= AIM OF THE TASK =
Restate the entries below verbatim.

(Figure contents as structured data)
_____
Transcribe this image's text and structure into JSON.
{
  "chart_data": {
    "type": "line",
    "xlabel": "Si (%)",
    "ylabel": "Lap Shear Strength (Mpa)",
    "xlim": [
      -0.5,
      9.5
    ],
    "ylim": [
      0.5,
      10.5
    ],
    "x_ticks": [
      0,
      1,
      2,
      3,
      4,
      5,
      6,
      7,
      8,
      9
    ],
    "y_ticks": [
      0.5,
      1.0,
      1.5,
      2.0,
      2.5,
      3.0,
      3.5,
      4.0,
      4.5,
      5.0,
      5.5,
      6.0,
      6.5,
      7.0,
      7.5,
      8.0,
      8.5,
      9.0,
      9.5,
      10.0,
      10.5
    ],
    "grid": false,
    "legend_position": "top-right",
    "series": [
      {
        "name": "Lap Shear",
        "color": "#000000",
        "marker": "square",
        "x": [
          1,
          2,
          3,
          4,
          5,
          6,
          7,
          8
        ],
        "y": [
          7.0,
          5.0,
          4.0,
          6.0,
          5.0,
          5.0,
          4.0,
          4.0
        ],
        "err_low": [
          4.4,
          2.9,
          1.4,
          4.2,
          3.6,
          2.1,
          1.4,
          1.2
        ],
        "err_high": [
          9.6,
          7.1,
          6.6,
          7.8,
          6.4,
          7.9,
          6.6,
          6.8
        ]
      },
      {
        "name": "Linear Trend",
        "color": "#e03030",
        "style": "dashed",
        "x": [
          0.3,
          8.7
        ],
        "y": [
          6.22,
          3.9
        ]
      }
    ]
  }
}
_____
= ANSWER BELOW =
Transcribe this image's text and structure into JSON.
{
  "chart_data": {
    "type": "line",
    "xlabel": "Si (%)",
    "ylabel": "Lap Shear Strength (Mpa)",
    "xlim": [
      -0.5,
      9.5
    ],
    "ylim": [
      0.5,
      10.5
    ],
    "x_ticks": [
      0,
      1,
      2,
      3,
      4,
      5,
      6,
      7,
      8,
      9
    ],
    "y_ticks": [
      0.5,
      1.0,
      1.5,
      2.0,
      2.5,
      3.0,
      3.5,
      4.0,
      4.5,
      5.0,
      5.5,
      6.0,
      6.5,
      7.0,
      7.5,
      8.0,
      8.5,
      9.0,
      9.5,
      10.0,
      10.5
    ],
    "grid": false,
    "legend_position": "top-right",
    "series": [
      {
        "name": "Lap Shear",
        "color": "#000000",
        "marker": "square",
        "x": [
          1,
          2,
          3,
          4,
          5,
          6,
          7,
          8
        ],
        "y": [
          7.0,
          5.0,
          4.0,
          6.0,
          5.0,
          5.0,
          4.0,
          4.0
        ],
        "err_low": [
          4.4,
          2.9,
          1.4,
          4.2,
          3.6,
          2.1,
          1.4,
          1.2
        ],
        "err_high": [
          9.6,
          7.1,
          6.6,
          7.8,
          6.4,
          7.9,
          6.6,
          6.8
        ]
      },
      {
        "name": "Linear Trend",
        "color": "#e03030",
        "style": "dashed",
        "x": [
          0.3,
          8.7
        ],
        "y": [
          6.22,
          3.9
        ]
      }
    ]
  }
}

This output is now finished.